■ THE EXERCISE:
How many lines hold the string "Monsieur"? Give only the number.

=====

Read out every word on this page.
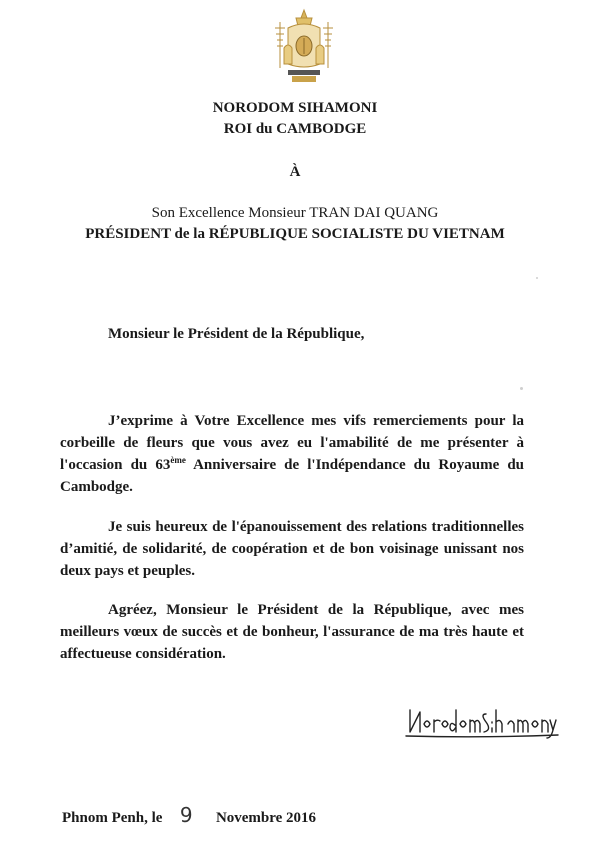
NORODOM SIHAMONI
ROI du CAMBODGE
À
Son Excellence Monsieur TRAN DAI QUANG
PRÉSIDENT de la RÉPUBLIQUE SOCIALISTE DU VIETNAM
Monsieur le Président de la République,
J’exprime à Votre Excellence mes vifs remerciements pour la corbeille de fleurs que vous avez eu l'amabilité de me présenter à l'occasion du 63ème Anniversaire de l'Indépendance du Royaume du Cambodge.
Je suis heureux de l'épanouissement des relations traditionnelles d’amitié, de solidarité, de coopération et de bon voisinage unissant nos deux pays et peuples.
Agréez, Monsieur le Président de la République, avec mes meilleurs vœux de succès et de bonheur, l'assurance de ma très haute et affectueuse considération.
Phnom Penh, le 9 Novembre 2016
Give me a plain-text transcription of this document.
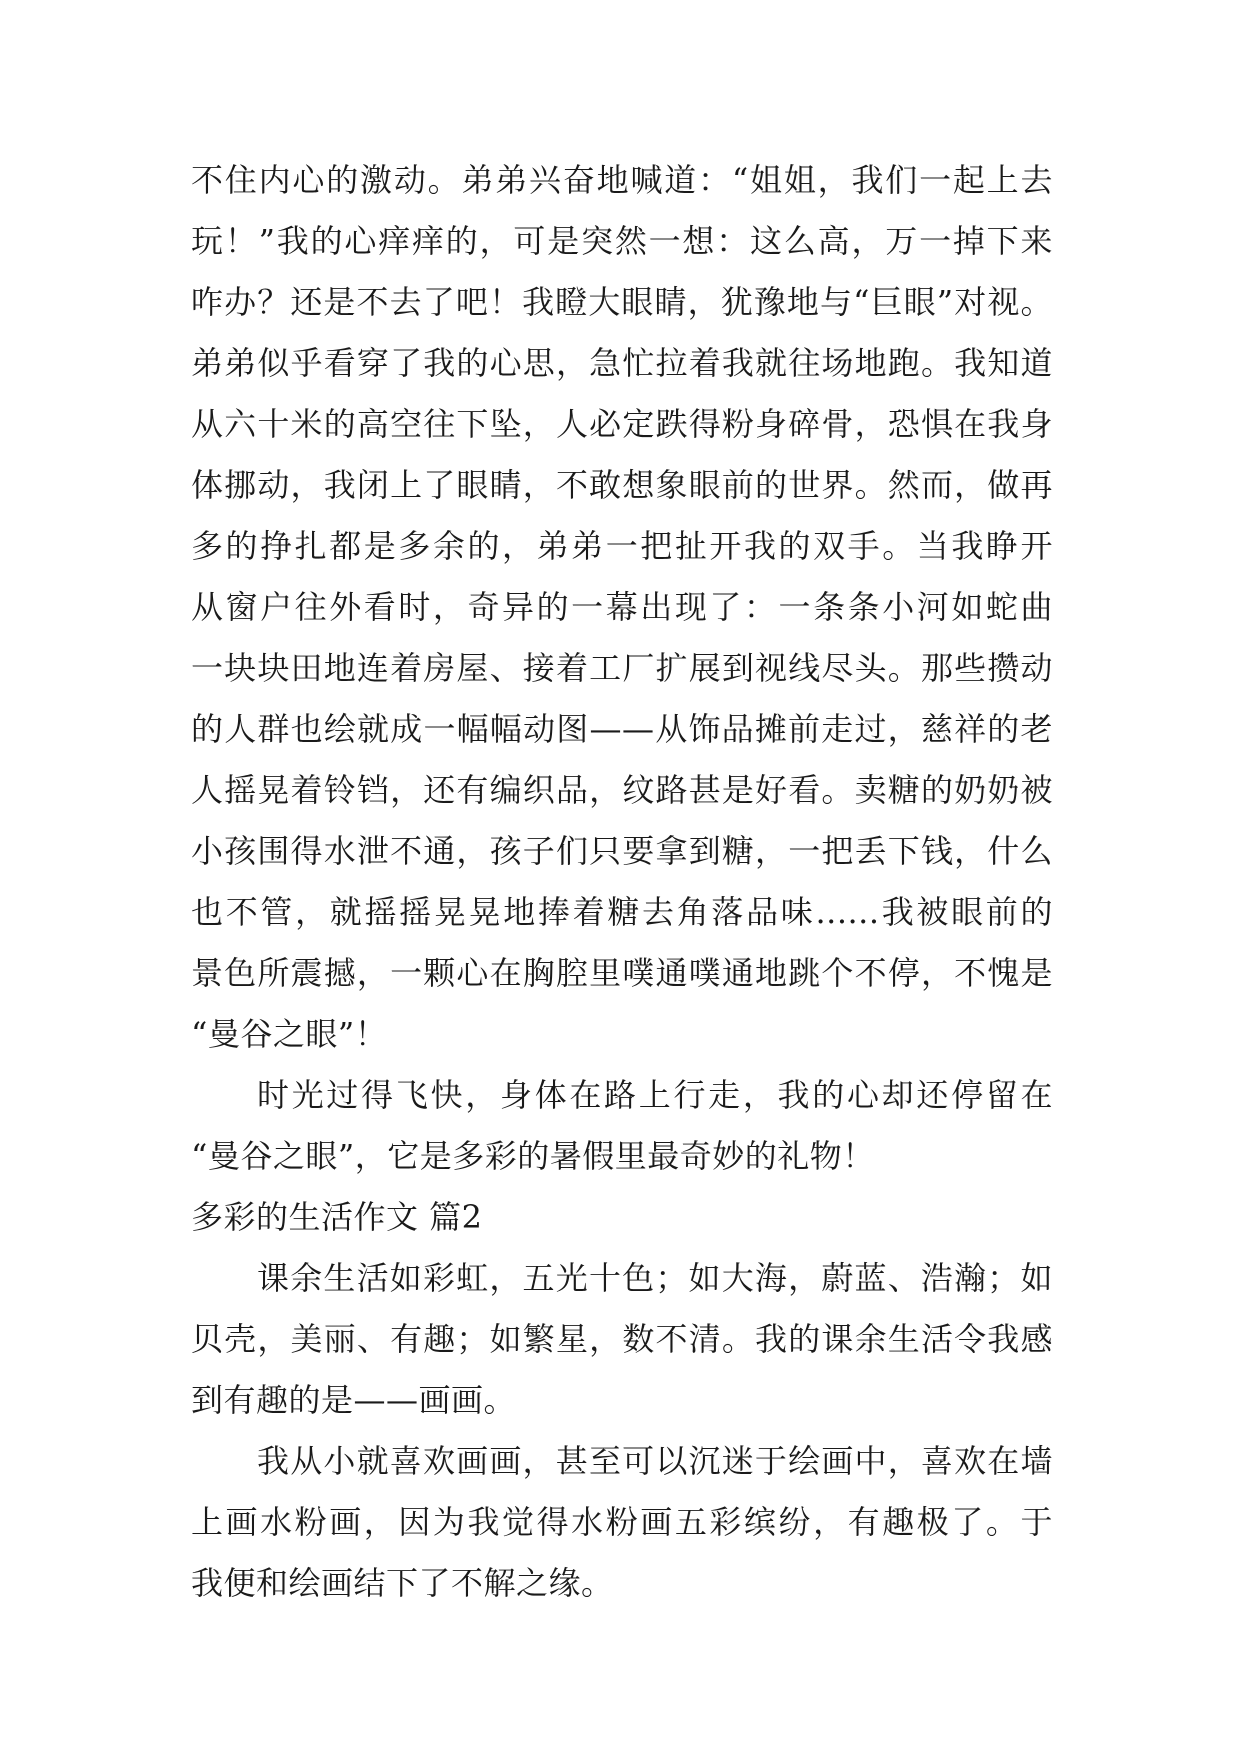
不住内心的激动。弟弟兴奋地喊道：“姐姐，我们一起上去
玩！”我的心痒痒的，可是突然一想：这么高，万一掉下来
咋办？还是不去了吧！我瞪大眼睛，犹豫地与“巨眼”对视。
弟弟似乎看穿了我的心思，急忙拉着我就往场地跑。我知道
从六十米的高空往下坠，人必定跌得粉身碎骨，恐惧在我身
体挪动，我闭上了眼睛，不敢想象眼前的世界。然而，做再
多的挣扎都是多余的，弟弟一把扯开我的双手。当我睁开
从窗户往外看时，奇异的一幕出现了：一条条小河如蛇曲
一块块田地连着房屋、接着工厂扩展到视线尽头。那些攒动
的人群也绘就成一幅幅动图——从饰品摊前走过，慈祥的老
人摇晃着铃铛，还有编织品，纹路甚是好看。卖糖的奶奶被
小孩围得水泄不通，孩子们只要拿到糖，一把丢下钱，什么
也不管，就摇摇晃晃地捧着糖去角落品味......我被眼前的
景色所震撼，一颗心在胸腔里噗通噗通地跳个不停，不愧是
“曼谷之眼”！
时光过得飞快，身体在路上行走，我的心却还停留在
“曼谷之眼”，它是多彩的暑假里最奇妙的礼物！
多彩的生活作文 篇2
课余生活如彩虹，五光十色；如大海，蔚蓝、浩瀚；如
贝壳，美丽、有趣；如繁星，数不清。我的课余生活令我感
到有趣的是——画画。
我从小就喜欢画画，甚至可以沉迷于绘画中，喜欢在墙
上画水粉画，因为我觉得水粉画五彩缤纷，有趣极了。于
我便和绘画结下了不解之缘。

=====

■ SOLVED EXERCISE:
3